### [Given passage]
◆ ◆ ◆ ◆ ◆
5.    REPRESENTATIONS AND WARRANTIES OF SELLER

     To induce Buyer to enter into and perform this Agreement, Seller represents
and warrants to Buyer (which representations and warranties shall survive the
Closing as provided in Section 13) as follows in this Section 5, except as set
forth in the Disclosure Memorandum, dated as of the date of this Agreement:

     5.1   ORGANIZATION, VALID EXISTENCE, ETC.

     Seller is a corporation duly organized, validly existing and in good
standing under the laws of the State of Delaware. Seller has all requisite
corporate power and authority to own, operate and lease the Assets and to carry
on the Business as now being conducted. Seller is duly qualified or has been
duly licensed, and is authorized to do business and is in good standing in each
state in the United States and in each other jurisdiction (each such state and
jurisdiction is listed in SCHEDULE 5.1 to the Disclosure Memorandum) where it is
required due to (a) the ownership or lease of real or personal property for use
in the operation of the Business (other than the lease of real property other
than the Leased Real Property), (b) the nature of the business conducted by
Seller or (c) otherwise, except where the failure to be so qualified, licensed,
authorized or in good standing could not reasonably be expected to have a
Material Adverse Effect.
◆ ◆ ◆ ◆ ◆
### [Data provided]
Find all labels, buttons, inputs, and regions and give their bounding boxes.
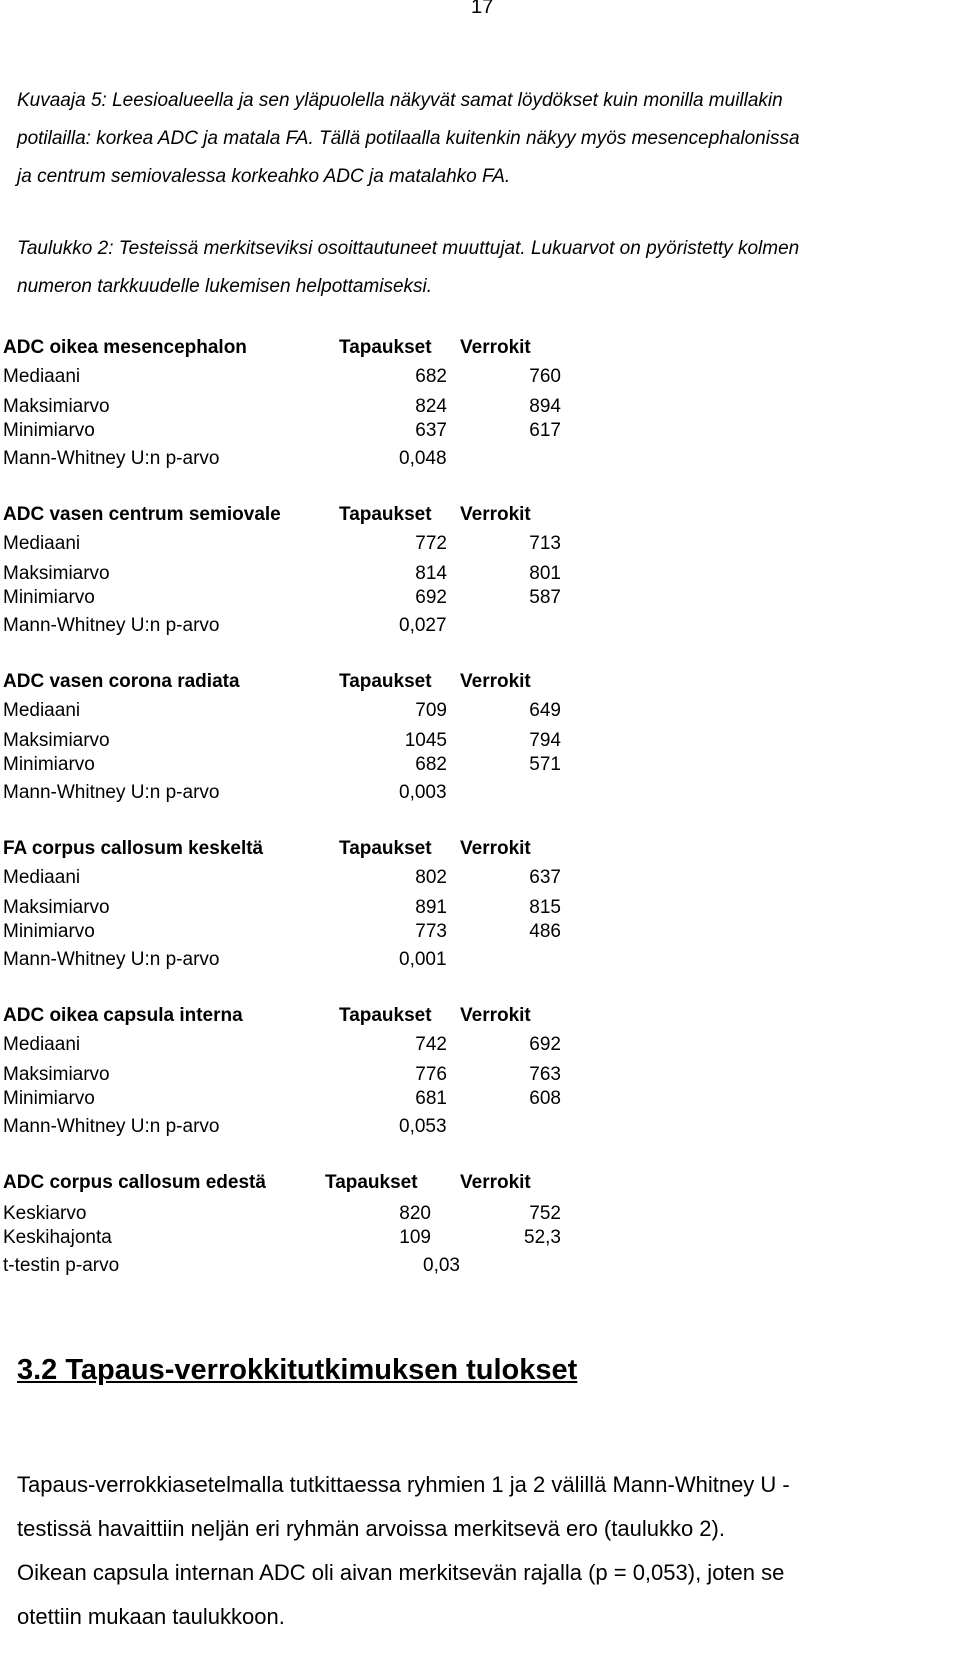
◆ ◆ ◆ ◆ ◆
### [Given problem]
Output the entire section on the seller's representations and warranties word for word. The material that comes after this text is not required here.

### [Expected answer]
5.    REPRESENTATIONS AND WARRANTIES OF SELLER

     To induce Buyer to enter into and perform this Agreement, Seller represents
and warrants to Buyer (which representations and warranties shall survive the
Closing as provided in Section 13) as follows in this Section 5, except as set
forth in the Disclosure Memorandum, dated as of the date of this Agreement:

     5.1   ORGANIZATION, VALID EXISTENCE, ETC.

     Seller is a corporation duly organized, validly existing and in good
standing under the laws of the State of Delaware. Seller has all requisite
corporate power and authority to own, operate and lease the Assets and to carry
on the Business as now being conducted. Seller is duly qualified or has been
duly licensed, and is authorized to do business and is in good standing in each
state in the United States and in each other jurisdiction (each such state and
jurisdiction is listed in SCHEDULE 5.1 to the Disclosure Memorandum) where it is
required due to (a) the ownership or lease of real or personal property for use
in the operation of the Business (other than the lease of real property other
than the Leased Real Property), (b) the nature of the business conducted by
Seller or (c) otherwise, except where the failure to be so qualified, licensed,
authorized or in good standing could not reasonably be expected to have a
Material Adverse Effect.